Start of INPUT ROWS

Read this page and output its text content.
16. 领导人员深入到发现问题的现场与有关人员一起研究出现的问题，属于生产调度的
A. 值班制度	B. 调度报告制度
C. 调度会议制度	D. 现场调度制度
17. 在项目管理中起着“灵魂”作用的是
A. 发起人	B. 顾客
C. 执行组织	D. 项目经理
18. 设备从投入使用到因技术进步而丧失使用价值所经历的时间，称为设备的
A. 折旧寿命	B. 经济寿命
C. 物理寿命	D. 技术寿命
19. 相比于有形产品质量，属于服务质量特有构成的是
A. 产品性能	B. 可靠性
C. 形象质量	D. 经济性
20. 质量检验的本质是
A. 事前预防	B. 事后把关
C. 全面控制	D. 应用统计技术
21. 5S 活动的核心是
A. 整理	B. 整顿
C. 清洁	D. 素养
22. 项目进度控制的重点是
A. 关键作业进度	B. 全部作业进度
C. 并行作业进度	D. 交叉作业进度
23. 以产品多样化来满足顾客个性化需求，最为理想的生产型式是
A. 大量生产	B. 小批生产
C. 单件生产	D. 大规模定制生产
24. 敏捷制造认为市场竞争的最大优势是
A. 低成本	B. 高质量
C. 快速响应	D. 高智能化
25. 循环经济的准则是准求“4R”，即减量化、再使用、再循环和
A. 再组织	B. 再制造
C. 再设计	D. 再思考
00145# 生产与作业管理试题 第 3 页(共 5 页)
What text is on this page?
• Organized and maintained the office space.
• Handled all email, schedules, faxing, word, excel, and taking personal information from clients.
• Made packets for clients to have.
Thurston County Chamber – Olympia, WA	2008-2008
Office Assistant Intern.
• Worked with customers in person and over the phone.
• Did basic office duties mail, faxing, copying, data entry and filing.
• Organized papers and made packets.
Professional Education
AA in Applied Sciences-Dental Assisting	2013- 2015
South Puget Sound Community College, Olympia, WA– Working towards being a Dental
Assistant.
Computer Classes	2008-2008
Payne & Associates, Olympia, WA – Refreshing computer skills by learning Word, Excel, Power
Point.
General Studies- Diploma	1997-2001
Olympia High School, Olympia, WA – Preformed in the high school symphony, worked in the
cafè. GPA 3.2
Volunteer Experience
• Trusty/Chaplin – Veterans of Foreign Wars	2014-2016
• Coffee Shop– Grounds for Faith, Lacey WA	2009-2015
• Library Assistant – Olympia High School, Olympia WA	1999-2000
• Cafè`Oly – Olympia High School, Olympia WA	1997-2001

End of INPUT ROWS

AIM OF THE TASK:
Using the records above, list each line that includes "text".

TASK SOLUTION:
Read this page and output its text content.
What text is on this page?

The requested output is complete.